### Given text
The paper argues that existing test-time methods for zero-shot depth completion either run slow diffusion iterations or repeatedly optimize input prompts through the entire frozen network. It shows instead that the models already pack the depth-relevant signals into a small decoder subspace. Updating only that low-rank part with sparse depth measurements produces accurate results at far lower cost. Experiments across five indoor and outdoor datasets confirm the approach reaches state-of-the-art accuracy while cutting inference time substantially.

Core claim

Depth foundation models concentrate depth-relevant information within a low-dimensional decoder subspace; therefore adapting only this subspace with sparse depth supervision suffices for effective test-time optimization and yields a new accuracy-efficiency Pareto frontier.

What carries the argument

Low-rank decoder adaptation that identifies and updates only the low-dimensional subspace holding depth-relevant features.

If this is right

  • The method achieves state-of-the-art performance on five indoor and outdoor depth completion benchmarks.
  • It reduces the number of forward-backward passes compared with diffusion-based or prompt-optimization baselines.
  • It establishes a new accuracy-efficiency trade-off curve for test-time adaptation.
  • The approach enables practical real-time zero-shot depth completion without sensor-specific retraining.

Where Pith is reading between the lines

These are editorial extensions of the paper, not claims the author makes directly.

  • The same subspace concentration may appear in other foundation models, allowing similar low-cost adaptation for tasks such as surface normal estimation or semantic segmentation.
  • If the subspace can be located with even fewer samples, the method could extend to single-image adaptation scenarios.
  • Hardware implementations could cache the adapted decoder weights for repeated use on similar scenes, further amortizing the one-time optimization cost.

Load-bearing premise

Depth-relevant information is concentrated in a low-dimensional decoder subspace that can be reliably identified and updated using only sparse depth supervision across diverse indoor and outdoor scenes.

What would settle it

A new scene or dataset where updating only the identified decoder subspace produces no accuracy gain over the frozen baseline while full-network or prompt optimization still improves results.

Figures

Figures reproduced from arXiv: 2603.01765 by Changick Kim, Jaehyuk Jang, Minseok Seo, Wonjun Lee.

### Directives
1. Please extract from the depth completion summary the passage starting with "Depth foundation models" and going on through "for test-time adaptation.".
2. List every author named in the depth completion summary.
3. According to the depth completion summary, what does the method use to update the low-rank decoder part?

### Information supplied
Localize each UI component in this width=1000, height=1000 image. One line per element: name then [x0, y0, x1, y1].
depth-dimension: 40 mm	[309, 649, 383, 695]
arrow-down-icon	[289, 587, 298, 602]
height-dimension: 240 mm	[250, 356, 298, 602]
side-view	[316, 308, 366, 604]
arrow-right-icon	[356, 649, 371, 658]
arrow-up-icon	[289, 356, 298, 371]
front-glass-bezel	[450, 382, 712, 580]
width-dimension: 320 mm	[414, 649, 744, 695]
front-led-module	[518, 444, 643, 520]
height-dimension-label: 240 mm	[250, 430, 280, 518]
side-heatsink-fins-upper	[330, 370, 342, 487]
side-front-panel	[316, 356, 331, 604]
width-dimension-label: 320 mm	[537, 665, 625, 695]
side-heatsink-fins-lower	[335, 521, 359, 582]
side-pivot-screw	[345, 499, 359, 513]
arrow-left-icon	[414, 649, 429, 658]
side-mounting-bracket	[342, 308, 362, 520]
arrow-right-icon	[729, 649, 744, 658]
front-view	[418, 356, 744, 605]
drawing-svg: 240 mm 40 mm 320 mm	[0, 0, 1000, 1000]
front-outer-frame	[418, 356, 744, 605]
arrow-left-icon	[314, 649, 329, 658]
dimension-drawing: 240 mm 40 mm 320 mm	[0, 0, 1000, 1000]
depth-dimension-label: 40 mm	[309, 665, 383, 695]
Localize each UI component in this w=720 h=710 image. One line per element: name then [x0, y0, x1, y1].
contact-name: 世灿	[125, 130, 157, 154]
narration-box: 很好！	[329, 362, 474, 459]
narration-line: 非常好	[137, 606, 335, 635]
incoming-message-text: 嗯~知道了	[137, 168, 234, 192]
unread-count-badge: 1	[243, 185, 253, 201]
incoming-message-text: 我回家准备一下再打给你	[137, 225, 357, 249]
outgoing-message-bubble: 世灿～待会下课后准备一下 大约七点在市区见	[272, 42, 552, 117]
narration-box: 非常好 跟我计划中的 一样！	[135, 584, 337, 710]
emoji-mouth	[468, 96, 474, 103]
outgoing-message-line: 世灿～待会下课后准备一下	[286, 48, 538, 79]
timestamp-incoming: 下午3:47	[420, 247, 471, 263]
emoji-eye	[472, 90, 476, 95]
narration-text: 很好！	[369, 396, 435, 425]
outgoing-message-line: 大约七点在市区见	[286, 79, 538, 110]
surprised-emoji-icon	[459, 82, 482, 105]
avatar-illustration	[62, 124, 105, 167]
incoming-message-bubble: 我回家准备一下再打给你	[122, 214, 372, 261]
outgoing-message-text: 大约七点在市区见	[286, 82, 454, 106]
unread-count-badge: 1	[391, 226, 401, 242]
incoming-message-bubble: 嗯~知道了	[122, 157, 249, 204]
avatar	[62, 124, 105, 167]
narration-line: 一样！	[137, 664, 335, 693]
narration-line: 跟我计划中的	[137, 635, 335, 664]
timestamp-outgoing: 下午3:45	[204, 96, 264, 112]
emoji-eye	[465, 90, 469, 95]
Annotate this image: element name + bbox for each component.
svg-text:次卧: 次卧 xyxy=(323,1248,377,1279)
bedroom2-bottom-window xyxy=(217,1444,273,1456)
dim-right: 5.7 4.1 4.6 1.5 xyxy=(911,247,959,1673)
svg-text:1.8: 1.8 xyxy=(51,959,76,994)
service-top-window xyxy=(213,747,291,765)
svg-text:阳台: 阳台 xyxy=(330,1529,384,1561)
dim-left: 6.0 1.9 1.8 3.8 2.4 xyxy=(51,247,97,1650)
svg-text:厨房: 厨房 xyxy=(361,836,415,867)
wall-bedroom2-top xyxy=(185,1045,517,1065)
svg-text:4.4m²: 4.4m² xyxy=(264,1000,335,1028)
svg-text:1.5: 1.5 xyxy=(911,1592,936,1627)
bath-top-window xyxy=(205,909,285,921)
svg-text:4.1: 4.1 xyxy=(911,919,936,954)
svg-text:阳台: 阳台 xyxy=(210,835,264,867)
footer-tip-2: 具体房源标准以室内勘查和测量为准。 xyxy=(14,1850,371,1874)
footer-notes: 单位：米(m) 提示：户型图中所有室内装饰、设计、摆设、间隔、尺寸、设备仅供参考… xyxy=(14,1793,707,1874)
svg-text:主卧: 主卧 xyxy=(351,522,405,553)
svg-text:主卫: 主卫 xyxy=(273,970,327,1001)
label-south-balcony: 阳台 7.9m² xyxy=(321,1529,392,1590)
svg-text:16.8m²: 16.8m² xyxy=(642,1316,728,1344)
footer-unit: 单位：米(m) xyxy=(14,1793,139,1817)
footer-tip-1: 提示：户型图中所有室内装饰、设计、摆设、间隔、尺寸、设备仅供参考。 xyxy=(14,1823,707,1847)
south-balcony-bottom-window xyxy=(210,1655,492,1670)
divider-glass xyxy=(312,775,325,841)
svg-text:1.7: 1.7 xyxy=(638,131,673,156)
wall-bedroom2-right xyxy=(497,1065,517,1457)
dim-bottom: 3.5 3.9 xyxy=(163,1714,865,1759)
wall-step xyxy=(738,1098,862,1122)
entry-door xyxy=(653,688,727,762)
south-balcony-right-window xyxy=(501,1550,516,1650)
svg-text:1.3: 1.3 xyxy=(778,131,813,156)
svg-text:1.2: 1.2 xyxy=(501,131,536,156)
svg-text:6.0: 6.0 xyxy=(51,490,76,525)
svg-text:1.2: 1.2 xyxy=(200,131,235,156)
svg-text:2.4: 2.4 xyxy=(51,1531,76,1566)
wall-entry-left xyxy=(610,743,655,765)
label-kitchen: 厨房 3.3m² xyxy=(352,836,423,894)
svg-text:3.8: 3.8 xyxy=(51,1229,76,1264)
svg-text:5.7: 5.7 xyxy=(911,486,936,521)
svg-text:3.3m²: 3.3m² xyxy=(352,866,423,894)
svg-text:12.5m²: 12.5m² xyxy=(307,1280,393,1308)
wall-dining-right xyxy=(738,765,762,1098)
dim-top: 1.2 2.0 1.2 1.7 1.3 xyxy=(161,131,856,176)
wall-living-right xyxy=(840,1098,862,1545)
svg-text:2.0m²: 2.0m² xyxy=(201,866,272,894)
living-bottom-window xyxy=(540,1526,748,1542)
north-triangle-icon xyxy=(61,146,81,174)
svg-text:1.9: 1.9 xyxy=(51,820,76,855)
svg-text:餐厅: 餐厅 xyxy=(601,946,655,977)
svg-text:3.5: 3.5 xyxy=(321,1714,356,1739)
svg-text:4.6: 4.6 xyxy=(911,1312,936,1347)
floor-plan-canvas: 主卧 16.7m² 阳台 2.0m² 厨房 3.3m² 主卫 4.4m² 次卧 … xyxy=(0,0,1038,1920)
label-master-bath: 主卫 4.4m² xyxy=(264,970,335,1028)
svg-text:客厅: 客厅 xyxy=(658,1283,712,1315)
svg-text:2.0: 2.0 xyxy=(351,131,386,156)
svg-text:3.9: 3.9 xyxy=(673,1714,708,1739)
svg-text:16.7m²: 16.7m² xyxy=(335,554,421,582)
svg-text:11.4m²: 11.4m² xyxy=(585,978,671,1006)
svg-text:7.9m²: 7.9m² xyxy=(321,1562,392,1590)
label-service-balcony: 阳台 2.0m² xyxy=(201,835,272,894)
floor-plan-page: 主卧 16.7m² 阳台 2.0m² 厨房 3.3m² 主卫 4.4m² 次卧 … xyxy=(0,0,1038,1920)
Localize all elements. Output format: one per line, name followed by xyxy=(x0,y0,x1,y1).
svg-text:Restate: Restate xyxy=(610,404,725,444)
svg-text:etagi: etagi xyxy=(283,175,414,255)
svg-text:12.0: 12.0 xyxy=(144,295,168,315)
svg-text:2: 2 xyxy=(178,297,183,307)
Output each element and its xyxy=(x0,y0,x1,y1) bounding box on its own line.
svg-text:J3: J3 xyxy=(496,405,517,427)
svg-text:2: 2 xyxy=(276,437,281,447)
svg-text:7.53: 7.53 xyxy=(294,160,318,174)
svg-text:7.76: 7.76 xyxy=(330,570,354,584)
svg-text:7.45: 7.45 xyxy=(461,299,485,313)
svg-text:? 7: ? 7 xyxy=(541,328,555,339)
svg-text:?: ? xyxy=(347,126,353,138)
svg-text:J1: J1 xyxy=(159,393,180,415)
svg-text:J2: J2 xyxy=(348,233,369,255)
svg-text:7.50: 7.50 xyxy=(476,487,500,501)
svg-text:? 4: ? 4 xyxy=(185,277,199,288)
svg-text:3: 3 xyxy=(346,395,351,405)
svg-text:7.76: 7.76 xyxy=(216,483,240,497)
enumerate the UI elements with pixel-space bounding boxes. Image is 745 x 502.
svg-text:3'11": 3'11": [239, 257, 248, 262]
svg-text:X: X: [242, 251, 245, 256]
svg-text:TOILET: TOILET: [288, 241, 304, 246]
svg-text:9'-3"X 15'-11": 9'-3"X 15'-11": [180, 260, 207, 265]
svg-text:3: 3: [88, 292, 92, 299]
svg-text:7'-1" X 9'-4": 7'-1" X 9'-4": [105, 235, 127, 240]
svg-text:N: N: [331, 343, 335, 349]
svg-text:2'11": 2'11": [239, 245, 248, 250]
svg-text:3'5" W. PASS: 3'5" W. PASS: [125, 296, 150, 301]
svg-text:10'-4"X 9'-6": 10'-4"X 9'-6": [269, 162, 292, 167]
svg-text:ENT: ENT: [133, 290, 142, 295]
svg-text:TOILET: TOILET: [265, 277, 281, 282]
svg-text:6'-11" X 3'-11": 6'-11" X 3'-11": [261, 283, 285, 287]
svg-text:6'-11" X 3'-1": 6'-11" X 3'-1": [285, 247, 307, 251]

### Responses by task
1.
Depth foundation models concentrate depth-relevant information within a low-dimensional decoder subspace; therefore adapting only this subspace with sparse depth supervision suffices for effective test-time optimization and yields a new accuracy-efficiency Pareto frontier.

What carries the argument

Low-rank decoder adaptation that identifies and updates only the low-dimensional subspace holding depth-relevant features.

If this is right

  • The method achieves state-of-the-art performance on five indoor and outdoor depth completion benchmarks.
  • It reduces the number of forward-backward passes compared with diffusion-based or prompt-optimization baselines.
  • It establishes a new accuracy-efficiency trade-off curve for test-time adaptation.

2. Changick Kim, Jaehyuk Jang, Minseok Seo, Wonjun Lee

3. Sparse depth measurements.